(Data listing)
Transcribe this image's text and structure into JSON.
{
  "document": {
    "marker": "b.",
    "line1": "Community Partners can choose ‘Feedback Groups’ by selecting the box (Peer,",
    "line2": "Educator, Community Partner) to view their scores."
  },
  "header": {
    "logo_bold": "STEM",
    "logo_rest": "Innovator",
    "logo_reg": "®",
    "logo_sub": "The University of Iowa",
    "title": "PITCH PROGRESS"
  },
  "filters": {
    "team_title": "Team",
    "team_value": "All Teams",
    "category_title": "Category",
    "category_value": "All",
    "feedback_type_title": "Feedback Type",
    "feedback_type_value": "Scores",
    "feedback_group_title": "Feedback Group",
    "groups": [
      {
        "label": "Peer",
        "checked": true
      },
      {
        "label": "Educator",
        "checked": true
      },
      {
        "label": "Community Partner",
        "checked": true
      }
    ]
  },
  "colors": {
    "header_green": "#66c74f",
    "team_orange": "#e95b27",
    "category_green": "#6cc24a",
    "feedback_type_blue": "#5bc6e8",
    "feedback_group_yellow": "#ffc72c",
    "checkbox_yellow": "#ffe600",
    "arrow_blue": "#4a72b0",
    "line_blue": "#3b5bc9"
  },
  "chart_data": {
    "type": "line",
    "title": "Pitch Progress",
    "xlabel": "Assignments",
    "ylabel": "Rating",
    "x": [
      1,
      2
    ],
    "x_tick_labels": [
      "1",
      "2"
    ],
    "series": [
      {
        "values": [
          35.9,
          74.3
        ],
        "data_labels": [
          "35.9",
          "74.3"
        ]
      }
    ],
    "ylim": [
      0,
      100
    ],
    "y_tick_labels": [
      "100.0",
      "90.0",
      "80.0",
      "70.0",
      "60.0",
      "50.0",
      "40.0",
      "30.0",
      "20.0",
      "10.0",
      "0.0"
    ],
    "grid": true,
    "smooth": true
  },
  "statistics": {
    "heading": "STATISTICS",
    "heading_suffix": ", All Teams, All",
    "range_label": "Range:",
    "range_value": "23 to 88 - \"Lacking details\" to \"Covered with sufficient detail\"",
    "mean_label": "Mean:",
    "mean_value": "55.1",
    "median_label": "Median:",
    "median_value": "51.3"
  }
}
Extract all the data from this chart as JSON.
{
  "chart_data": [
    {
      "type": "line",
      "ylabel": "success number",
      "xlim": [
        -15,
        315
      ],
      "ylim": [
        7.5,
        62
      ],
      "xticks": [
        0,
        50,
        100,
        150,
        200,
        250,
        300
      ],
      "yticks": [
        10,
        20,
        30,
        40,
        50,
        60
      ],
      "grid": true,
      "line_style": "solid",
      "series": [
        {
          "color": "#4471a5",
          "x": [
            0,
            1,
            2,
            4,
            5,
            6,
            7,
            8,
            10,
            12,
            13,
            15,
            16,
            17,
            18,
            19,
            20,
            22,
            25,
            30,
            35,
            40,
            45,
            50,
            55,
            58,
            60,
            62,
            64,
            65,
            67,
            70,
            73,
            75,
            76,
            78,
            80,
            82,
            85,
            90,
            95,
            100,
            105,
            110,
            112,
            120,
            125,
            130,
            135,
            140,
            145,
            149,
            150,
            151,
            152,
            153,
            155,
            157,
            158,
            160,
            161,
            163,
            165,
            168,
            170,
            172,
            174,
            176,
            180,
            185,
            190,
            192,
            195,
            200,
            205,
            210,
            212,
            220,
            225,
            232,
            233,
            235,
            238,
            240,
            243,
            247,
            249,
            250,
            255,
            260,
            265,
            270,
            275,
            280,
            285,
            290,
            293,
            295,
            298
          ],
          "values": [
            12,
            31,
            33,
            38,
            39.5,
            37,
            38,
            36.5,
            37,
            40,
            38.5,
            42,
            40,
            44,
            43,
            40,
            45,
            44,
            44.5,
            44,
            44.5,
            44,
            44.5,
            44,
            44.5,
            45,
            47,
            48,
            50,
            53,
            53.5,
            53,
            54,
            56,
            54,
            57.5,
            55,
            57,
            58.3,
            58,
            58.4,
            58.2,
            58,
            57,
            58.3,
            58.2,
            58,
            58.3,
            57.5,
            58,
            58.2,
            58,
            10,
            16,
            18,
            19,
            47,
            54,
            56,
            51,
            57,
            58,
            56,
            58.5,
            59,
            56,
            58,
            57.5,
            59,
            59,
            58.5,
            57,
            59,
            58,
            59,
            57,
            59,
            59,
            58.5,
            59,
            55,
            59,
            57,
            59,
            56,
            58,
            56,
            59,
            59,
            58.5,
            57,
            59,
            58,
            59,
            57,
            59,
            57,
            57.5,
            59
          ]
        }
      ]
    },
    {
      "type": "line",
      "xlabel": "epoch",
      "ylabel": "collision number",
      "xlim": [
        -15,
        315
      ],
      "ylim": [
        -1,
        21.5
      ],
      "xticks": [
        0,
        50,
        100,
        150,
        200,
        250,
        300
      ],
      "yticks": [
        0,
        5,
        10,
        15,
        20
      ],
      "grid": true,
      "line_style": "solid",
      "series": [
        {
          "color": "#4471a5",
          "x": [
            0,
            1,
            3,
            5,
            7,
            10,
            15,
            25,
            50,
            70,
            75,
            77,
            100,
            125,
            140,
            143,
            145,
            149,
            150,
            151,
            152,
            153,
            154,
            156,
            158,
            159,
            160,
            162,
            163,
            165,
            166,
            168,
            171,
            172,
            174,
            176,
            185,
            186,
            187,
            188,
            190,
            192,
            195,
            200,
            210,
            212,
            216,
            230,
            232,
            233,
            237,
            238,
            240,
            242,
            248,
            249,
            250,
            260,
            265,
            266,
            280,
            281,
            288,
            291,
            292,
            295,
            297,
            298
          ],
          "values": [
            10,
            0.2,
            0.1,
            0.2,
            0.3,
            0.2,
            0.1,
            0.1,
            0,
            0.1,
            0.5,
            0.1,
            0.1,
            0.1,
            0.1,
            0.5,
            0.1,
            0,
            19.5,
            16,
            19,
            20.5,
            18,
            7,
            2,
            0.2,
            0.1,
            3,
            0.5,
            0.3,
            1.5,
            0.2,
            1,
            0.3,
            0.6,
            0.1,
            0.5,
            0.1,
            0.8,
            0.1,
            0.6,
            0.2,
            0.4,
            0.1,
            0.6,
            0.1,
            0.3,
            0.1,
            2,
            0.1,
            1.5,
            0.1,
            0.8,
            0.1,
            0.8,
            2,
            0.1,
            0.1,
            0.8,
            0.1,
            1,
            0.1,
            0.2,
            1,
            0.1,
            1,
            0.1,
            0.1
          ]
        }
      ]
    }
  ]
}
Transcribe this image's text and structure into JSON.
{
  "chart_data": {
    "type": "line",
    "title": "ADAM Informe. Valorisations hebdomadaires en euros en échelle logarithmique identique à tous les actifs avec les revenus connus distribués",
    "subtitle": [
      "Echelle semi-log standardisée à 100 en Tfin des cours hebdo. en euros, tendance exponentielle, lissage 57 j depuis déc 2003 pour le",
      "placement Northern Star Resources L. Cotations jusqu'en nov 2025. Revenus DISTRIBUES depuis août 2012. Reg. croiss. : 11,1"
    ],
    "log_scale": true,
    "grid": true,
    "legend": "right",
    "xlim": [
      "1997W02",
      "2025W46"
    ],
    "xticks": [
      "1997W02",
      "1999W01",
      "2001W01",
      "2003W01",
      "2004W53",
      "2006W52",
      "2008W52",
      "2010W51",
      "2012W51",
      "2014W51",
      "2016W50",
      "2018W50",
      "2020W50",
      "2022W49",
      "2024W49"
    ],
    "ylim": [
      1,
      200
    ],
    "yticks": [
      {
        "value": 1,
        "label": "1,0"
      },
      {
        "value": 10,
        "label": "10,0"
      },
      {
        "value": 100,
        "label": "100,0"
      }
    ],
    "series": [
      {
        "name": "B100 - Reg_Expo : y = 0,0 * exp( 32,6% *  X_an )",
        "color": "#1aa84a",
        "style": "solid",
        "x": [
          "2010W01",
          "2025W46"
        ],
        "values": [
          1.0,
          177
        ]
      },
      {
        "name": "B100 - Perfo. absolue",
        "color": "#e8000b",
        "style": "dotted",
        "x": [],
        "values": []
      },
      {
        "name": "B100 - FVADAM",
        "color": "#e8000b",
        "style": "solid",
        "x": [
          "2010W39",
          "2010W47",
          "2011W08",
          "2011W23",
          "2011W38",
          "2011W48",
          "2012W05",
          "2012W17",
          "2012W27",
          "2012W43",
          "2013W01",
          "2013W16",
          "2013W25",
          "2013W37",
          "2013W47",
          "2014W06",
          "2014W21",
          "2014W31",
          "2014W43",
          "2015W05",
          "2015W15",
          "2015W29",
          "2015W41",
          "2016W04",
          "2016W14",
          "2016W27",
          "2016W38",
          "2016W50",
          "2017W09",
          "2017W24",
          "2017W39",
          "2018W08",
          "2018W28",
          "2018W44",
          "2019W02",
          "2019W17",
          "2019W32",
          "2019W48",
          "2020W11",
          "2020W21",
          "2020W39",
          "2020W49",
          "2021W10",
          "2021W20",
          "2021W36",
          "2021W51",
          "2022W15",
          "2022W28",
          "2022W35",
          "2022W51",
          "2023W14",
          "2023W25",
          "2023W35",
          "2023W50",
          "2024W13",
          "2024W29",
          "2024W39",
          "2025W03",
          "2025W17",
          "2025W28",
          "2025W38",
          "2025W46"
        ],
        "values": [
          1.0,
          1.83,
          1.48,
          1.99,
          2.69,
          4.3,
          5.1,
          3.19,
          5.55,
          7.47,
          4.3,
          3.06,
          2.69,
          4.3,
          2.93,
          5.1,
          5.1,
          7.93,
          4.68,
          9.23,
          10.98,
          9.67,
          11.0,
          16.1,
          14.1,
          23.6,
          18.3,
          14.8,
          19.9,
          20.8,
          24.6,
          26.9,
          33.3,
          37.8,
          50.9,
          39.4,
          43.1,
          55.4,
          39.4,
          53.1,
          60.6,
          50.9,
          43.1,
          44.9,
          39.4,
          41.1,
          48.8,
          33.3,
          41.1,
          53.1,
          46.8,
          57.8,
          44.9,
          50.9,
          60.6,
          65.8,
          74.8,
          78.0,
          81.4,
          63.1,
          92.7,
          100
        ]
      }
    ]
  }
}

■ Stated task ■
Give nothing but the number of lines containing the string "name".

■ Completed exercise ■
3